### Brief A:
Return the passage from the text on Australia's gender pay gap, starting at the words "Interestingly enough, in" and stopping after the words "their personal lives.".
### Brief B:
According to the text on Australia's gender pay gap, which state had the smallest gender pay gap in November 2022?
— START OF Text excerpt —
Australia’s national gender pay gap is 13.3 per cent and is the lowest on record.
For every dollar on average men earned, women earned 87 cents. That’s $253.50 less than men each week. Over the course of one year, that adds up to $13,182 (Source: Workplace Gender Equality Agency).
In November 2022, Western Australia had the widest gender pay gap at 22.1% and Tasmania had the smallest gender pay gap at 6%.
In 2021, the gap between women’s and men’s pay in STEM industries was $26,784, or 18%. This was slightly smaller than in 2020 when the pay gap was $28,994 (19%). In 2016, the gender pay gap, full-time total remuneration (which includes discretionary pay), was 22%, 4 percentage points higher than the 2021 result.
In 2021, the architectural, engineering, and technical services had one of the largest pay gaps at 24% (Source: Australian Government, Department of Industry, Science and Resources). In 2022, the construction industry had the largest gender pay gap of any industry in Australia at 30.6% with women receiving $6.94 for every $10 earned by their male counterparts. In 2023,
The Motherhood Penalty
Motherhood Penalty is a term coined by sociologists describing the systematic disadvantage that women encounter in the workplace when they become mothers, in terms of pay, perceived competence, and benefits compared to other workers (Source: World Economic Forum).
The research from Australia’s Federal Treasury Department finds that women’s earnings are reduced by an average of 55% in the first 5 years of parenthood. This ‘motherhood penalty’ has a significant and long-term impact on women’s earnings and career opportunities.
In Australia, women are three times more likely to be working part-time than men. Many of these women are working mothers taking time out of the workforce to look after children. The value of unpaid childcare work is around $345 billion, which makes it almost three times larger than the financial and insurance sector combined. The burden of providing this care falls disproportionately on women. For every hour of unpaid care work done by men, women do one hour and 46 minutes (Source: WGEA).
Interestingly enough, in STEM careers women face the motherhood penalty before they actually become mothers! This is referred to as the ‘specter of motherhood’, the term coined by Sarah Thébaud and Catherine Taylor, both UC Santa Barbara associate professors of sociology. Their study “The Specter of Motherhood: Culture and the Production of Gendered Career Aspirations in Science and Engineering“ showed that many women give up on their STEM careers due to being told that academic career and family are incompatible.
The “specter of motherhood” refers to the societal expectation that women will prioritize their roles as mothers above all else. This expectation can affect women’s career opportunities and choices, as well as their personal lives.
The specter of motherhood can manifest in several ways, including:
- Employment discrimination: Women who are perceived as potential mothers may be subject to employment discrimination, such as being passed over for job opportunities, promotions, or training programs.
— END OF Text excerpt —
— START OF Records supplied —
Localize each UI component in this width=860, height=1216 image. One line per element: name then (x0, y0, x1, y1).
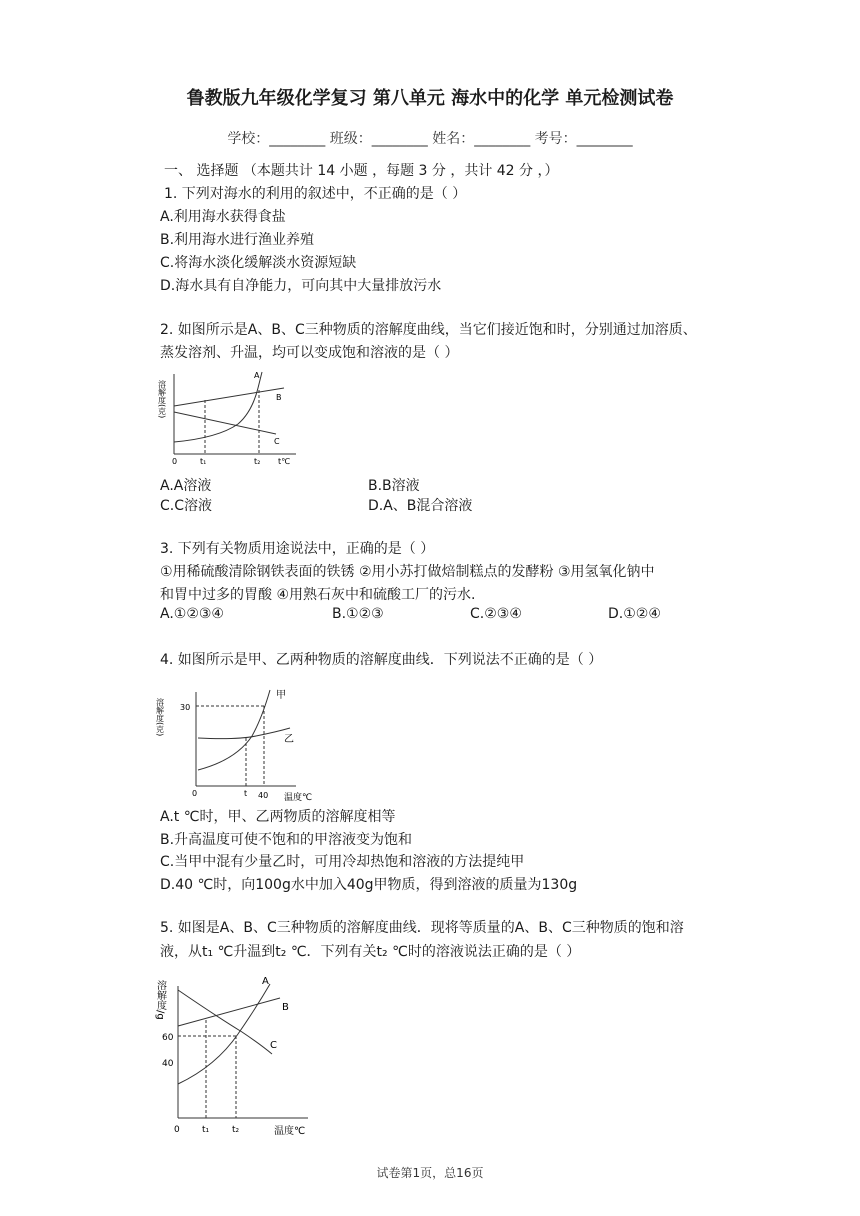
q5-y60: 60 (162, 1033, 174, 1043)
q4-y-label: 溶解度(克) (155, 698, 165, 737)
q2-stem-line1: 2. 如图所示是A、B、C三种物质的溶解度曲线，当它们接近饱和时，分别通过加溶质、 (160, 322, 697, 338)
q5-solubility-graph (156, 966, 326, 1140)
q4-x-unit: 温度℃ (284, 793, 313, 803)
q4-curve-yi (198, 728, 290, 739)
q2-label-c: C (274, 437, 280, 446)
q5-origin: 0 (174, 1125, 180, 1135)
q4-x40: 40 (258, 791, 269, 800)
q1-option-c: C.将海水淡化缓解淡水资源短缺 (160, 255, 357, 271)
q3-option-b: B.①②③ (332, 606, 384, 622)
q5-label-c: C (270, 1040, 277, 1051)
q4-label-yi: 乙 (284, 734, 294, 745)
q3-stem: 3. 下列有关物质用途说法中，正确的是（ ） (160, 541, 435, 557)
q1-option-d: D.海水具有自净能力，可向其中大量排放污水 (160, 278, 442, 294)
q5-t2-label: t₂ (232, 1125, 240, 1135)
q5-label-a: A (262, 976, 269, 987)
q5-x-unit: 温度℃ (274, 1126, 306, 1137)
q2-solubility-graph (158, 366, 304, 470)
q4-stem: 4. 如图所示是甲、乙两种物质的溶解度曲线．下列说法不正确的是（ ） (160, 652, 603, 668)
q5-stem-line2: 液，从t₁ ℃升温到t₂ ℃．下列有关t₂ ℃时的溶液说法正确的是（ ） (160, 944, 581, 960)
q1-stem: 1. 下列对海水的利用的叙述中，不正确的是（ ） (164, 186, 467, 202)
q5-curve-b (178, 998, 280, 1026)
q2-label-b: B (276, 393, 282, 402)
q4-label-jia: 甲 (276, 690, 286, 701)
q5-y-label: 溶解度/g (154, 980, 166, 1020)
q2-curve-a (174, 372, 262, 442)
q5-stem-line1: 5. 如图是A、B、C三种物质的溶解度曲线．现将等质量的A、B、C三种物质的饱和溶 (160, 920, 684, 936)
q2-x-unit: t℃ (278, 457, 291, 466)
q4-origin: 0 (192, 789, 198, 798)
section-heading: 一、 选择题 （本题共计 14 小题 ，每题 3 分 ，共计 42 分 ，） (164, 163, 559, 179)
q2-option-a: A.A溶液 (160, 478, 212, 494)
q3-line2: 和胃中过多的胃酸 ④用熟石灰中和硫酸工厂的污水. (160, 587, 476, 603)
q2-option-d: D.A、B混合溶液 (368, 498, 473, 514)
q2-curve-b (174, 388, 284, 406)
q2-y-label: 溶解度(克) (157, 380, 167, 419)
page-footer: 试卷第1页，总16页 (376, 1166, 484, 1180)
q2-t2-label: t₂ (254, 457, 261, 466)
q4-option-c: C.当甲中混有少量乙时，可用冷却热饱和溶液的方法提纯甲 (160, 854, 525, 870)
q3-option-d: D.①②④ (608, 606, 661, 622)
student-info-line: 学校：________ 班级：________ 姓名：________ 考号：________ (227, 131, 633, 147)
q2-t1-label: t₁ (200, 457, 207, 466)
q4-solubility-graph (156, 686, 326, 804)
q2-origin: 0 (172, 457, 178, 466)
q3-option-c: C.②③④ (470, 606, 522, 622)
q4-curve-jia (198, 690, 270, 770)
q4-y30: 30 (180, 703, 191, 712)
page-title: 鲁教版九年级化学复习 第八单元 海水中的化学 单元检测试卷 (186, 88, 674, 109)
q2-option-b: B.B溶液 (368, 478, 420, 494)
q1-option-a: A.利用海水获得食盐 (160, 209, 286, 225)
q5-label-b: B (282, 1002, 289, 1013)
q5-y40: 40 (162, 1059, 174, 1069)
q3-line1: ①用稀硫酸清除钢铁表面的铁锈 ②用小苏打做焙制糕点的发酵粉 ③用氢氧化钠中 (160, 564, 655, 580)
q2-label-a: A (254, 371, 260, 380)
q4-option-d: D.40 ℃时，向100g水中加入40g甲物质，得到溶液的质量为130g (160, 877, 578, 893)
q4-t-label: t (244, 789, 248, 798)
q3-option-a: A.①②③④ (160, 606, 224, 622)
q4-option-b: B.升高温度可使不饱和的甲溶液变为饱和 (160, 832, 413, 848)
q1-option-b: B.利用海水进行渔业养殖 (160, 232, 315, 248)
q4-option-a: A.t ℃时，甲、乙两物质的溶解度相等 (160, 809, 396, 825)
q2-stem-line2: 蒸发溶剂、升温，均可以变成饱和溶液的是（ ） (160, 345, 459, 361)
q5-t1-label: t₁ (202, 1125, 210, 1135)
q2-option-c: C.C溶液 (160, 498, 213, 514)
— END OF Records supplied —
### Exercise output A:
Interestingly enough, in STEM careers women face the motherhood penalty before they actually become mothers! This is referred to as the ‘specter of motherhood’, the term coined by Sarah Thébaud and Catherine Taylor, both UC Santa Barbara associate professors of sociology. Their study “The Specter of Motherhood: Culture and the Production of Gendered Career Aspirations in Science and Engineering“ showed that many women give up on their STEM careers due to being told that academic career and family are incompatible.
The “specter of motherhood” refers to the societal expectation that women will prioritize their roles as mothers above all else. This expectation can affect women’s career opportunities and choices, as well as their personal lives.

### Exercise output B:
Tasmania, at 6%.